Dataset items:
○ ○ ○ ○ ○ ○ ○
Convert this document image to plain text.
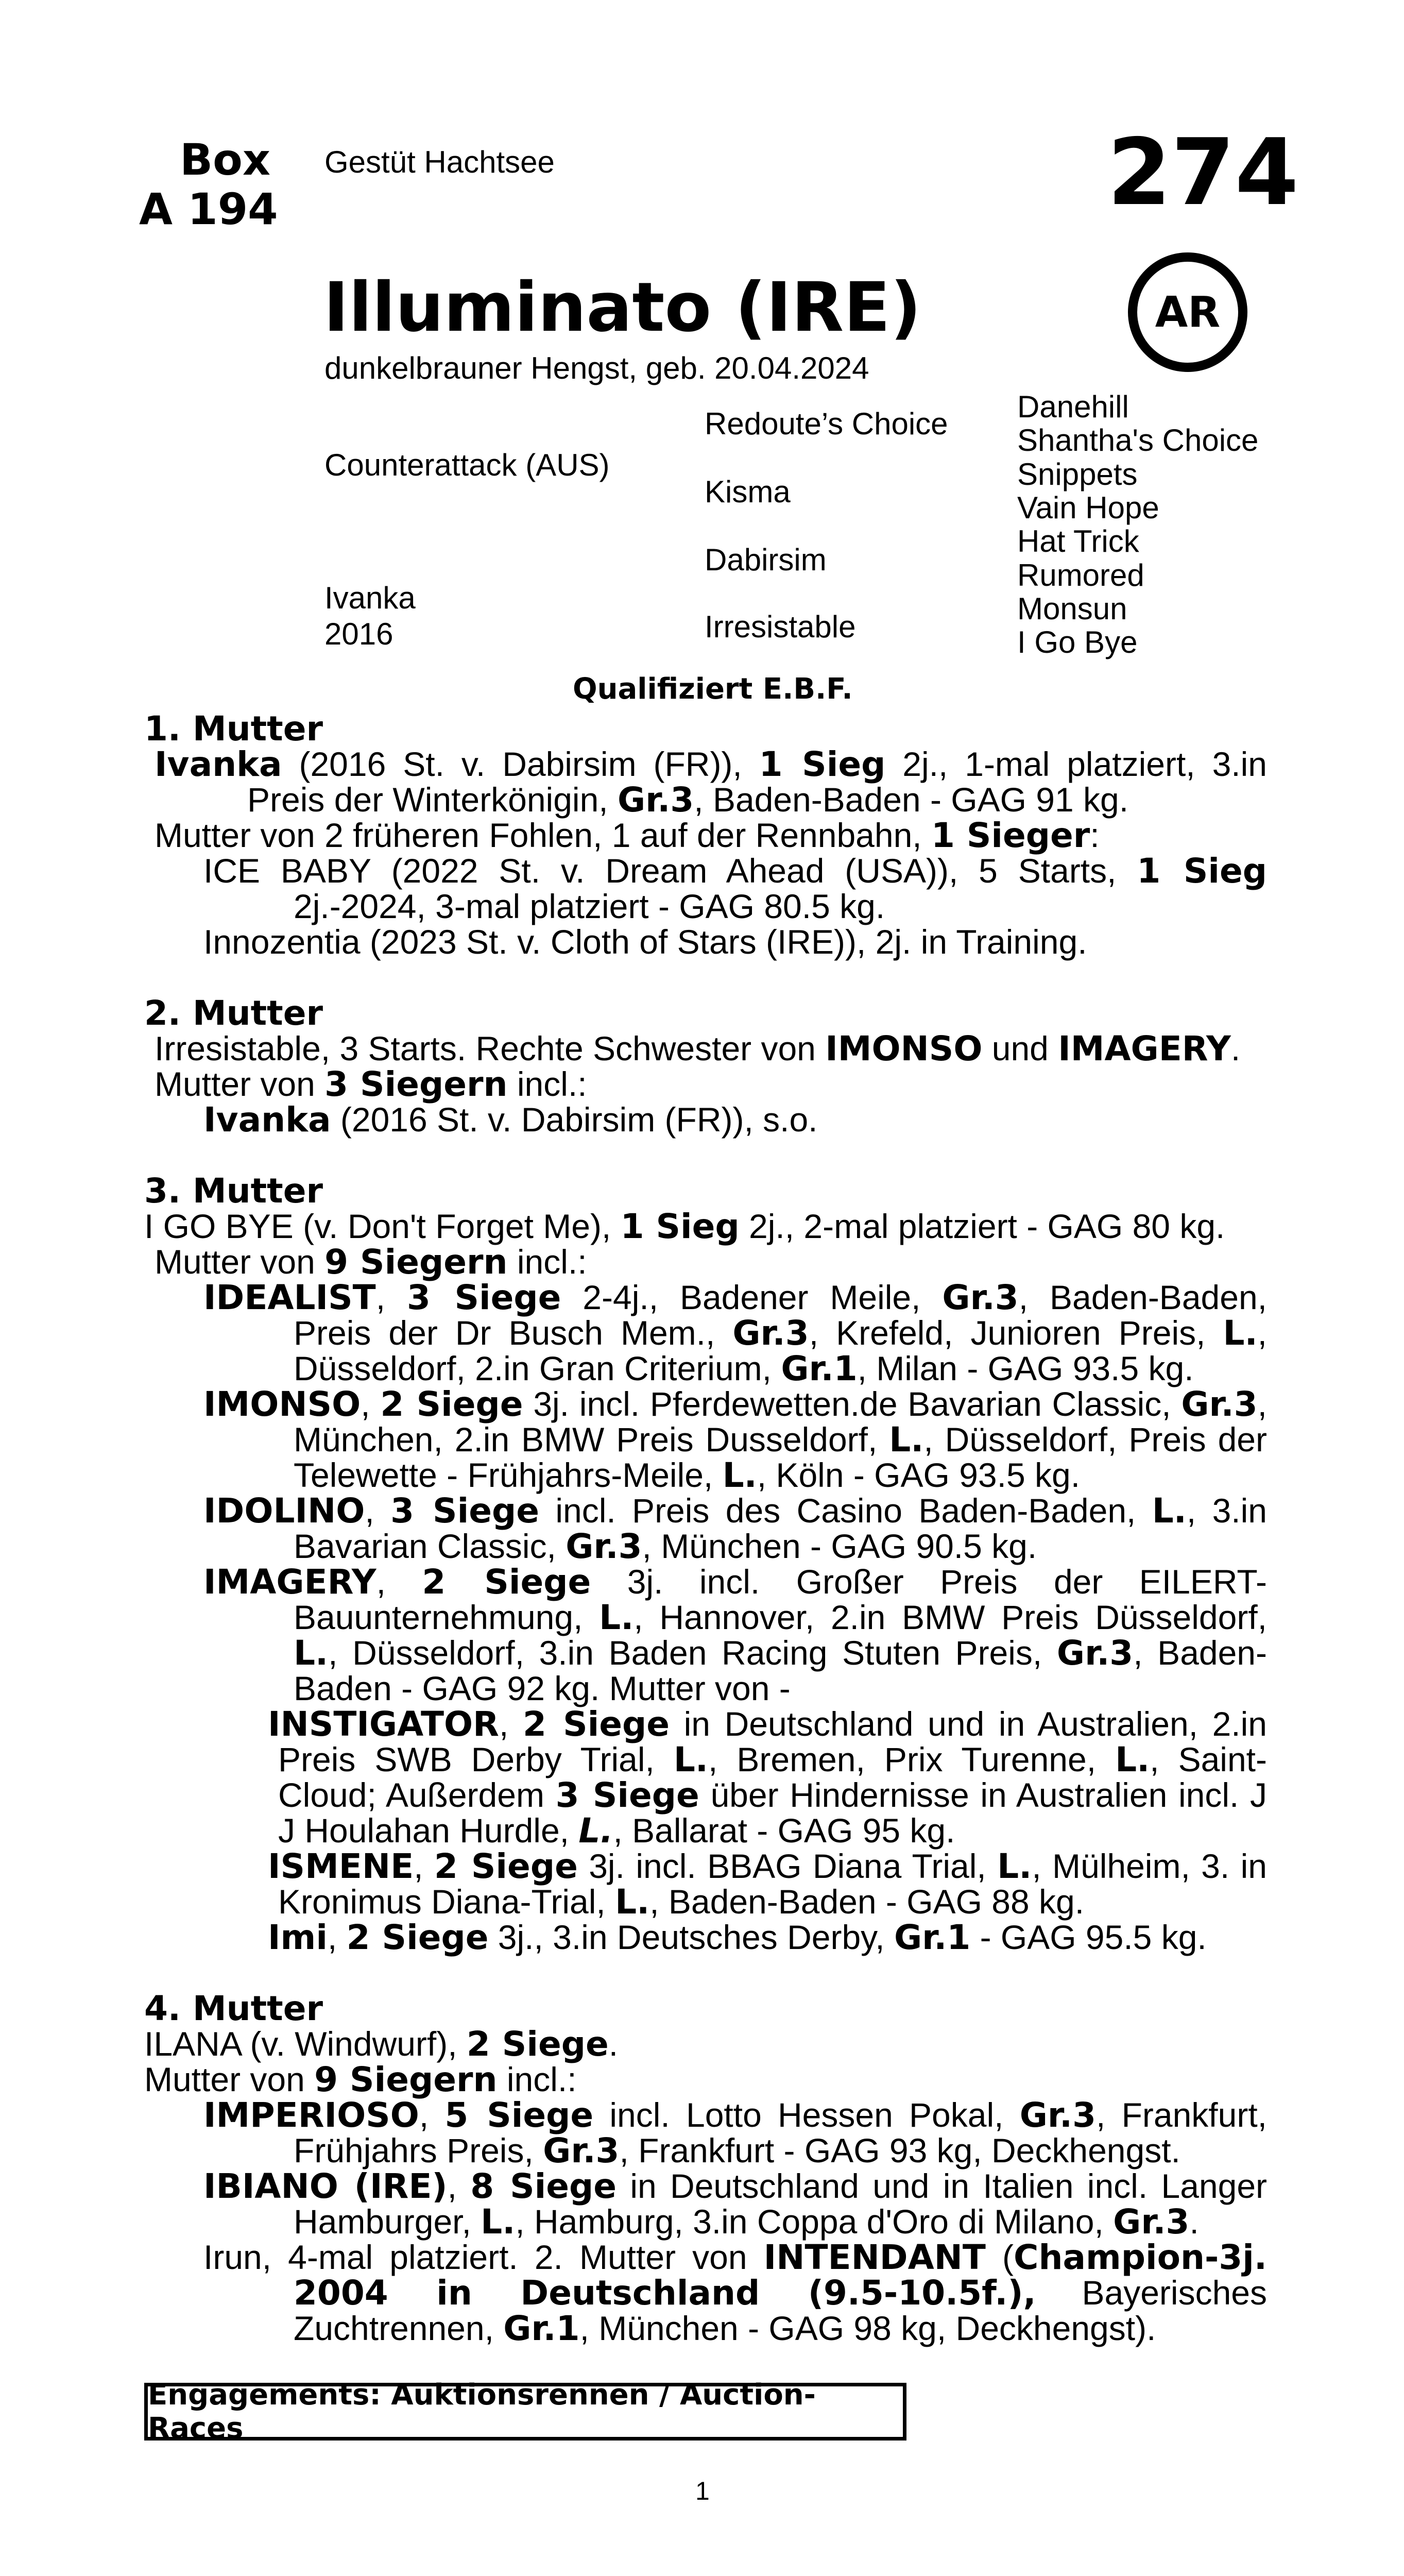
Box
A 194
Gestüt Hachtsee	274
AR
Illuminato (IRE)
dunkelbrauner Hengst, geb. 20.04.2024
Counterattack (AUS)
Ivanka
2016
Redoute’s Choice
Kisma
Dabirsim
Irresistable
Danehill
Shantha's Choice
Snippets
Vain Hope
Hat Trick
Rumored
Monsun
I Go Bye
Qualifiziert E.B.F.
1. Mutter
Ivanka (2016 St. v. Dabirsim (FR)), 1 Sieg 2j., 1-mal platziert, 3.in Preis der Winterkönigin, Gr.3, Baden-Baden - GAG 91 kg.
Mutter von 2 früheren Fohlen, 1 auf der Rennbahn, 1 Sieger:
ICE BABY (2022 St. v. Dream Ahead (USA)), 5 Starts, 1 Sieg 2j.-2024, 3-mal platziert - GAG 80.5 kg.
Innozentia (2023 St. v. Cloth of Stars (IRE)), 2j. in Training.
2. Mutter
Irresistable, 3 Starts. Rechte Schwester von IMONSO und IMAGERY.
Mutter von 3 Siegern incl.:
Ivanka (2016 St. v. Dabirsim (FR)), s.o.
3. Mutter
I GO BYE (v. Don't Forget Me), 1 Sieg 2j., 2-mal platziert - GAG 80 kg.
Mutter von 9 Siegern incl.:
IDEALIST, 3 Siege 2-4j., Badener Meile, Gr.3, Baden-Baden, Preis der Dr Busch Mem., Gr.3, Krefeld, Junioren Preis, L., Düsseldorf, 2.in Gran Criterium, Gr.1, Milan - GAG 93.5 kg.
IMONSO, 2 Siege 3j. incl. Pferdewetten.de Bavarian Classic, Gr.3, München, 2.in BMW Preis Dusseldorf, L., Düsseldorf, Preis der Telewette - Frühjahrs-Meile, L., Köln - GAG 93.5 kg.
IDOLINO, 3 Siege incl. Preis des Casino Baden-Baden, L., 3.in Bavarian Classic, Gr.3, München - GAG 90.5 kg.
IMAGERY, 2 Siege 3j. incl. Großer Preis der EILERT-Bauunternehmung, L., Hannover, 2.in BMW Preis Düsseldorf, L., Düsseldorf, 3.in Baden Racing Stuten Preis, Gr.3, Baden-Baden - GAG 92 kg. Mutter von -
INSTIGATOR, 2 Siege in Deutschland und in Australien, 2.in Preis SWB Derby Trial, L., Bremen, Prix Turenne, L., Saint-Cloud; Außerdem 3 Siege über Hindernisse in Australien incl. J J Houlahan Hurdle, L., Ballarat - GAG 95 kg.
ISMENE, 2 Siege 3j. incl. BBAG Diana Trial, L., Mülheim, 3. in Kronimus Diana-Trial, L., Baden-Baden - GAG 88 kg.
Imi, 2 Siege 3j., 3.in Deutsches Derby, Gr.1 - GAG 95.5 kg.
4. Mutter
ILANA (v. Windwurf), 2 Siege.
Mutter von 9 Siegern incl.:
IMPERIOSO, 5 Siege incl. Lotto Hessen Pokal, Gr.3, Frankfurt, Frühjahrs Preis, Gr.3, Frankfurt - GAG 93 kg, Deckhengst.
IBIANO (IRE), 8 Siege in Deutschland und in Italien incl. Langer Hamburger, L., Hamburg, 3.in Coppa d'Oro di Milano, Gr.3.
Irun, 4-mal platziert. 2. Mutter von INTENDANT (Champion-3j. 2004 in Deutschland (9.5-10.5f.), Bayerisches Zuchtrennen, Gr.1, München - GAG 98 kg, Deckhengst).
Engagements: Auktionsrennen / Auction-Races
1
○ ○ ○ ○ ○ ○ ○
### TASK DETAILS
Select and copy each line from the data that includes the word "Düsseldorf".

### FINAL RESULT
IDEALIST, 3 Siege 2-4j., Badener Meile, Gr.3, Baden-Baden, Preis der Dr Busch Mem., Gr.3, Krefeld, Junioren Preis, L., Düsseldorf, 2.in Gran Criterium, Gr.1, Milan - GAG 93.5 kg.
IMONSO, 2 Siege 3j. incl. Pferdewetten.de Bavarian Classic, Gr.3, München, 2.in BMW Preis Dusseldorf, L., Düsseldorf, Preis der Telewette - Frühjahrs-Meile, L., Köln - GAG 93.5 kg.
IMAGERY, 2 Siege 3j. incl. Großer Preis der EILERT-Bauunternehmung, L., Hannover, 2.in BMW Preis Düsseldorf, L., Düsseldorf, 3.in Baden Racing Stuten Preis, Gr.3, Baden-Baden - GAG 92 kg. Mutter von -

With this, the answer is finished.